[START OF Information provided]
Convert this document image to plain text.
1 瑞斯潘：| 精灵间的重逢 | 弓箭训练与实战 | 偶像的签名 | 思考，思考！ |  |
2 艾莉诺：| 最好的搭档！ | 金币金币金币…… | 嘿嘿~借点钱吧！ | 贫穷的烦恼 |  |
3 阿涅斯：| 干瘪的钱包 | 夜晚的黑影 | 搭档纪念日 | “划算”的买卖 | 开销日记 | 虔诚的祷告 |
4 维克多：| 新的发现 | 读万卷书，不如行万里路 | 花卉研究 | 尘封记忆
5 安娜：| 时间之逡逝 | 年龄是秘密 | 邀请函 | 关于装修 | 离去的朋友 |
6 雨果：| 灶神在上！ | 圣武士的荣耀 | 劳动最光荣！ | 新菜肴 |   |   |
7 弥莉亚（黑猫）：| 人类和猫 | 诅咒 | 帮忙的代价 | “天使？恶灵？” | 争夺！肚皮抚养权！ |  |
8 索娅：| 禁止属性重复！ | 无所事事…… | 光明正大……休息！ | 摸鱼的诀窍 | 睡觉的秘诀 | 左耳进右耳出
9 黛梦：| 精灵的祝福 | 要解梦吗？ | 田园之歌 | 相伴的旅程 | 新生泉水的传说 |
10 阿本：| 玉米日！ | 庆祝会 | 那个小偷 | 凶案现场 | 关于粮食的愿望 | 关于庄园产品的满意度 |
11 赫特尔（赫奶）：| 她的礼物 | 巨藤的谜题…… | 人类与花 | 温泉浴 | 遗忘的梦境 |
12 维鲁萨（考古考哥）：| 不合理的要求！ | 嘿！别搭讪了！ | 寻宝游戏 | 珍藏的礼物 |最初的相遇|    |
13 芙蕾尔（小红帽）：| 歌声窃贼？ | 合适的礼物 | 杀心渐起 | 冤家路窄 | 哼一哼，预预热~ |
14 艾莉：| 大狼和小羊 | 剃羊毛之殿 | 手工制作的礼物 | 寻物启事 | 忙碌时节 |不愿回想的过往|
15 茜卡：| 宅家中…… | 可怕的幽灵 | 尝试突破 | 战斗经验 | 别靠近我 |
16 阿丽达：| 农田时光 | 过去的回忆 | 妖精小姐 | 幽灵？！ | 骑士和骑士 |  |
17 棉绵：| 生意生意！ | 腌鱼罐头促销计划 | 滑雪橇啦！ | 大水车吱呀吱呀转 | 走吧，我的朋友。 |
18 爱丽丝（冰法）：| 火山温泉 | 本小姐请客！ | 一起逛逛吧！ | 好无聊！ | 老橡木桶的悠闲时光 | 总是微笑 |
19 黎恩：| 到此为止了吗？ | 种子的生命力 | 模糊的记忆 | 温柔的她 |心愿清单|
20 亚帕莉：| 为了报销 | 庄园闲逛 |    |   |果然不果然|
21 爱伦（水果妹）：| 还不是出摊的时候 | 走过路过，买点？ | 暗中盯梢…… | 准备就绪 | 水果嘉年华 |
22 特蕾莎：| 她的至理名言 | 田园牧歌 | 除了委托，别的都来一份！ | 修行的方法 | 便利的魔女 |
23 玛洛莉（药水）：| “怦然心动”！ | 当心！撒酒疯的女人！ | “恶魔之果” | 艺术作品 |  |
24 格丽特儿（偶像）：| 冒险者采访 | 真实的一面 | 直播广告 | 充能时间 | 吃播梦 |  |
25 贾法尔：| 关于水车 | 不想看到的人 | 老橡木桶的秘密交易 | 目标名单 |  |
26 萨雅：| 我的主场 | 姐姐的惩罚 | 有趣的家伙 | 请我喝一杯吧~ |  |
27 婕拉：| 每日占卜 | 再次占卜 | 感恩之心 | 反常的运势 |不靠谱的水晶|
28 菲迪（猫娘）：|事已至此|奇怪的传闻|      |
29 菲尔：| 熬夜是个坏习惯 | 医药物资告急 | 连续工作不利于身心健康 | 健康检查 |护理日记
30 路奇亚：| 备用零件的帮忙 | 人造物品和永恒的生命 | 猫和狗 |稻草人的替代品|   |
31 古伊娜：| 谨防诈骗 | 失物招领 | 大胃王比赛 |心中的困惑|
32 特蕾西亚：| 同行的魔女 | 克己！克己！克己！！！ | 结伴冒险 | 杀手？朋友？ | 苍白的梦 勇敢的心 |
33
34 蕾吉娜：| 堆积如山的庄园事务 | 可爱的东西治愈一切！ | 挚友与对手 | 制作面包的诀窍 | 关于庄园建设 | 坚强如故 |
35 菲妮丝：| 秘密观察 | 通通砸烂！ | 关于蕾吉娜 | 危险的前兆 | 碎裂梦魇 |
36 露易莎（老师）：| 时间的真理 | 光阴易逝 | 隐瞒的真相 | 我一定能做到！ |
[END OF Information provided]
Problem to solve: All of the entries need to be reproduced exactly; please write them out.

Task response:
Convert this document image to plain text.
1 瑞斯潘：| 精灵间的重逢 | 弓箭训练与实战 | 偶像的签名 | 思考，思考！ |  |
2 艾莉诺：| 最好的搭档！ | 金币金币金币…… | 嘿嘿~借点钱吧！ | 贫穷的烦恼 |  |
3 阿涅斯：| 干瘪的钱包 | 夜晚的黑影 | 搭档纪念日 | “划算”的买卖 | 开销日记 | 虔诚的祷告 |
4 维克多：| 新的发现 | 读万卷书，不如行万里路 | 花卉研究 | 尘封记忆
5 安娜：| 时间之逡逝 | 年龄是秘密 | 邀请函 | 关于装修 | 离去的朋友 |
6 雨果：| 灶神在上！ | 圣武士的荣耀 | 劳动最光荣！ | 新菜肴 |   |   |
7 弥莉亚（黑猫）：| 人类和猫 | 诅咒 | 帮忙的代价 | “天使？恶灵？” | 争夺！肚皮抚养权！ |  |
8 索娅：| 禁止属性重复！ | 无所事事…… | 光明正大……休息！ | 摸鱼的诀窍 | 睡觉的秘诀 | 左耳进右耳出
9 黛梦：| 精灵的祝福 | 要解梦吗？ | 田园之歌 | 相伴的旅程 | 新生泉水的传说 |
10 阿本：| 玉米日！ | 庆祝会 | 那个小偷 | 凶案现场 | 关于粮食的愿望 | 关于庄园产品的满意度 |
11 赫特尔（赫奶）：| 她的礼物 | 巨藤的谜题…… | 人类与花 | 温泉浴 | 遗忘的梦境 |
12 维鲁萨（考古考哥）：| 不合理的要求！ | 嘿！别搭讪了！ | 寻宝游戏 | 珍藏的礼物 |最初的相遇|    |
13 芙蕾尔（小红帽）：| 歌声窃贼？ | 合适的礼物 | 杀心渐起 | 冤家路窄 | 哼一哼，预预热~ |
14 艾莉：| 大狼和小羊 | 剃羊毛之殿 | 手工制作的礼物 | 寻物启事 | 忙碌时节 |不愿回想的过往|
15 茜卡：| 宅家中…… | 可怕的幽灵 | 尝试突破 | 战斗经验 | 别靠近我 |
16 阿丽达：| 农田时光 | 过去的回忆 | 妖精小姐 | 幽灵？！ | 骑士和骑士 |  |
17 棉绵：| 生意生意！ | 腌鱼罐头促销计划 | 滑雪橇啦！ | 大水车吱呀吱呀转 | 走吧，我的朋友。 |
18 爱丽丝（冰法）：| 火山温泉 | 本小姐请客！ | 一起逛逛吧！ | 好无聊！ | 老橡木桶的悠闲时光 | 总是微笑 |
19 黎恩：| 到此为止了吗？ | 种子的生命力 | 模糊的记忆 | 温柔的她 |心愿清单|
20 亚帕莉：| 为了报销 | 庄园闲逛 |    |   |果然不果然|
21 爱伦（水果妹）：| 还不是出摊的时候 | 走过路过，买点？ | 暗中盯梢…… | 准备就绪 | 水果嘉年华 |
22 特蕾莎：| 她的至理名言 | 田园牧歌 | 除了委托，别的都来一份！ | 修行的方法 | 便利的魔女 |
23 玛洛莉（药水）：| “怦然心动”！ | 当心！撒酒疯的女人！ | “恶魔之果” | 艺术作品 |  |
24 格丽特儿（偶像）：| 冒险者采访 | 真实的一面 | 直播广告 | 充能时间 | 吃播梦 |  |
25 贾法尔：| 关于水车 | 不想看到的人 | 老橡木桶的秘密交易 | 目标名单 |  |
26 萨雅：| 我的主场 | 姐姐的惩罚 | 有趣的家伙 | 请我喝一杯吧~ |  |
27 婕拉：| 每日占卜 | 再次占卜 | 感恩之心 | 反常的运势 |不靠谱的水晶|
28 菲迪（猫娘）：|事已至此|奇怪的传闻|      |
29 菲尔：| 熬夜是个坏习惯 | 医药物资告急 | 连续工作不利于身心健康 | 健康检查 |护理日记
30 路奇亚：| 备用零件的帮忙 | 人造物品和永恒的生命 | 猫和狗 |稻草人的替代品|   |
31 古伊娜：| 谨防诈骗 | 失物招领 | 大胃王比赛 |心中的困惑|
32 特蕾西亚：| 同行的魔女 | 克己！克己！克己！！！ | 结伴冒险 | 杀手？朋友？ | 苍白的梦 勇敢的心 |
33
34 蕾吉娜：| 堆积如山的庄园事务 | 可爱的东西治愈一切！ | 挚友与对手 | 制作面包的诀窍 | 关于庄园建设 | 坚强如故 |
35 菲妮丝：| 秘密观察 | 通通砸烂！ | 关于蕾吉娜 | 危险的前兆 | 碎裂梦魇 |
36 露易莎（老师）：| 时间的真理 | 光阴易逝 | 隐瞒的真相 | 我一定能做到！ |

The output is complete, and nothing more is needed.